## TASK INSTRUCTIONS
Output every record below exactly as it appears.
--- Start SUPPLIED MATERIAL ---
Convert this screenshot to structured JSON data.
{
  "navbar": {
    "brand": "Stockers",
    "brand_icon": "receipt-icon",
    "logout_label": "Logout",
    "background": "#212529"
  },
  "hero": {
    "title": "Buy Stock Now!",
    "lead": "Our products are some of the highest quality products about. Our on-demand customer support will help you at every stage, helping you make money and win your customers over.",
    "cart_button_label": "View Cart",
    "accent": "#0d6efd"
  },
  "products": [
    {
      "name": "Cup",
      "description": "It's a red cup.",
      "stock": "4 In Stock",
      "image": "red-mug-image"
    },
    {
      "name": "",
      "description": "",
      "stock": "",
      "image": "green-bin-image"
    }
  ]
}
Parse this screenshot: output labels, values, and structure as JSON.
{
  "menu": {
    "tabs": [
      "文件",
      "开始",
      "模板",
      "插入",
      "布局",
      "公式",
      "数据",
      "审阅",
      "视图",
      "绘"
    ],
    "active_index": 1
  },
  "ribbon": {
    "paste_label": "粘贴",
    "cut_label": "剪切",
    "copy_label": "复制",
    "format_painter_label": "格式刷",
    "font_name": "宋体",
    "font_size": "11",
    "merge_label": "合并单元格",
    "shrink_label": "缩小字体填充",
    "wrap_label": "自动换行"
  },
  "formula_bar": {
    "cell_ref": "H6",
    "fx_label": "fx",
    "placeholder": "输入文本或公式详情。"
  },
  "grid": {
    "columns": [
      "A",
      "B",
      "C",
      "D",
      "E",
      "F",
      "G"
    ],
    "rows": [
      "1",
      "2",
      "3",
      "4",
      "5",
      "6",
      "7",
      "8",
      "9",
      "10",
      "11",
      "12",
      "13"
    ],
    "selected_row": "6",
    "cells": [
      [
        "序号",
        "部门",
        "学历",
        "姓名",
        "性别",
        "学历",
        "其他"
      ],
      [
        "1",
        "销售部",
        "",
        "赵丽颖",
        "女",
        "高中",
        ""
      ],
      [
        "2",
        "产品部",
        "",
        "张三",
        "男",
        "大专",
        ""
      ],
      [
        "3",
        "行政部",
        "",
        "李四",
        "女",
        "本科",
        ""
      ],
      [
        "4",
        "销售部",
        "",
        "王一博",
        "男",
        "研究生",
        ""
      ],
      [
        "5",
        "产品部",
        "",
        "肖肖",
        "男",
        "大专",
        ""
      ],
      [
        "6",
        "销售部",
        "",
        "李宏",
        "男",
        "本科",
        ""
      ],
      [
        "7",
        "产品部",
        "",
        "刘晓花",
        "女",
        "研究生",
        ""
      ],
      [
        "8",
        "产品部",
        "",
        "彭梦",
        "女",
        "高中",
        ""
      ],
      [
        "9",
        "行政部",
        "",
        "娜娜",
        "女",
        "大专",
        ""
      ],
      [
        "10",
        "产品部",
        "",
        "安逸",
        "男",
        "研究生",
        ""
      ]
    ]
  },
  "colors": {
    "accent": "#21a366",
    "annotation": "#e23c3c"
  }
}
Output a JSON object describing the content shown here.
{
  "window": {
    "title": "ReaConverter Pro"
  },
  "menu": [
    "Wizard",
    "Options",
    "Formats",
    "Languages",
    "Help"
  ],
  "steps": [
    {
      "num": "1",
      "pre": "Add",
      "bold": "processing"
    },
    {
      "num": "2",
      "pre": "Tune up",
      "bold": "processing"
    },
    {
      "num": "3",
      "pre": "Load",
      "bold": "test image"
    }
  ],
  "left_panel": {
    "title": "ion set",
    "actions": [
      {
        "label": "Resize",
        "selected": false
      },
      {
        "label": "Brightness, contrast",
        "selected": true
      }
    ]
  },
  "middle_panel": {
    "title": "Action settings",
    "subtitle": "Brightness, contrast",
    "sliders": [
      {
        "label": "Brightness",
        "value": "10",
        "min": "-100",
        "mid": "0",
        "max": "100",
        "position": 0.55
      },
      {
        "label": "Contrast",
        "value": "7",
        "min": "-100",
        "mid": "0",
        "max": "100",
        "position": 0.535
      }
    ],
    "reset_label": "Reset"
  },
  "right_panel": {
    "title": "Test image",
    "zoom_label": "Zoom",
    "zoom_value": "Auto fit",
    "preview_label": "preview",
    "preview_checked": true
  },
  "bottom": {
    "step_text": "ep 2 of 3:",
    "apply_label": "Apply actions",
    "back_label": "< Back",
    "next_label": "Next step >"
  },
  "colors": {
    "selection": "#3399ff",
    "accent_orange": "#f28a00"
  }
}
--- End SUPPLIED MATERIAL ---
## RESPONSE TO THE EXERCISE
Convert this screenshot to structured JSON data.
{
  "navbar": {
    "brand": "Stockers",
    "brand_icon": "receipt-icon",
    "logout_label": "Logout",
    "background": "#212529"
  },
  "hero": {
    "title": "Buy Stock Now!",
    "lead": "Our products are some of the highest quality products about. Our on-demand customer support will help you at every stage, helping you make money and win your customers over.",
    "cart_button_label": "View Cart",
    "accent": "#0d6efd"
  },
  "products": [
    {
      "name": "Cup",
      "description": "It's a red cup.",
      "stock": "4 In Stock",
      "image": "red-mug-image"
    },
    {
      "name": "",
      "description": "",
      "stock": "",
      "image": "green-bin-image"
    }
  ]
}
Parse this screenshot: output labels, values, and structure as JSON.
{
  "menu": {
    "tabs": [
      "文件",
      "开始",
      "模板",
      "插入",
      "布局",
      "公式",
      "数据",
      "审阅",
      "视图",
      "绘"
    ],
    "active_index": 1
  },
  "ribbon": {
    "paste_label": "粘贴",
    "cut_label": "剪切",
    "copy_label": "复制",
    "format_painter_label": "格式刷",
    "font_name": "宋体",
    "font_size": "11",
    "merge_label": "合并单元格",
    "shrink_label": "缩小字体填充",
    "wrap_label": "自动换行"
  },
  "formula_bar": {
    "cell_ref": "H6",
    "fx_label": "fx",
    "placeholder": "输入文本或公式详情。"
  },
  "grid": {
    "columns": [
      "A",
      "B",
      "C",
      "D",
      "E",
      "F",
      "G"
    ],
    "rows": [
      "1",
      "2",
      "3",
      "4",
      "5",
      "6",
      "7",
      "8",
      "9",
      "10",
      "11",
      "12",
      "13"
    ],
    "selected_row": "6",
    "cells": [
      [
        "序号",
        "部门",
        "学历",
        "姓名",
        "性别",
        "学历",
        "其他"
      ],
      [
        "1",
        "销售部",
        "",
        "赵丽颖",
        "女",
        "高中",
        ""
      ],
      [
        "2",
        "产品部",
        "",
        "张三",
        "男",
        "大专",
        ""
      ],
      [
        "3",
        "行政部",
        "",
        "李四",
        "女",
        "本科",
        ""
      ],
      [
        "4",
        "销售部",
        "",
        "王一博",
        "男",
        "研究生",
        ""
      ],
      [
        "5",
        "产品部",
        "",
        "肖肖",
        "男",
        "大专",
        ""
      ],
      [
        "6",
        "销售部",
        "",
        "李宏",
        "男",
        "本科",
        ""
      ],
      [
        "7",
        "产品部",
        "",
        "刘晓花",
        "女",
        "研究生",
        ""
      ],
      [
        "8",
        "产品部",
        "",
        "彭梦",
        "女",
        "高中",
        ""
      ],
      [
        "9",
        "行政部",
        "",
        "娜娜",
        "女",
        "大专",
        ""
      ],
      [
        "10",
        "产品部",
        "",
        "安逸",
        "男",
        "研究生",
        ""
      ]
    ]
  },
  "colors": {
    "accent": "#21a366",
    "annotation": "#e23c3c"
  }
}
Output a JSON object describing the content shown here.
{
  "window": {
    "title": "ReaConverter Pro"
  },
  "menu": [
    "Wizard",
    "Options",
    "Formats",
    "Languages",
    "Help"
  ],
  "steps": [
    {
      "num": "1",
      "pre": "Add",
      "bold": "processing"
    },
    {
      "num": "2",
      "pre": "Tune up",
      "bold": "processing"
    },
    {
      "num": "3",
      "pre": "Load",
      "bold": "test image"
    }
  ],
  "left_panel": {
    "title": "ion set",
    "actions": [
      {
        "label": "Resize",
        "selected": false
      },
      {
        "label": "Brightness, contrast",
        "selected": true
      }
    ]
  },
  "middle_panel": {
    "title": "Action settings",
    "subtitle": "Brightness, contrast",
    "sliders": [
      {
        "label": "Brightness",
        "value": "10",
        "min": "-100",
        "mid": "0",
        "max": "100",
        "position": 0.55
      },
      {
        "label": "Contrast",
        "value": "7",
        "min": "-100",
        "mid": "0",
        "max": "100",
        "position": 0.535
      }
    ],
    "reset_label": "Reset"
  },
  "right_panel": {
    "title": "Test image",
    "zoom_label": "Zoom",
    "zoom_value": "Auto fit",
    "preview_label": "preview",
    "preview_checked": true
  },
  "bottom": {
    "step_text": "ep 2 of 3:",
    "apply_label": "Apply actions",
    "back_label": "< Back",
    "next_label": "Next step >"
  },
  "colors": {
    "selection": "#3399ff",
    "accent_orange": "#f28a00"
  }
}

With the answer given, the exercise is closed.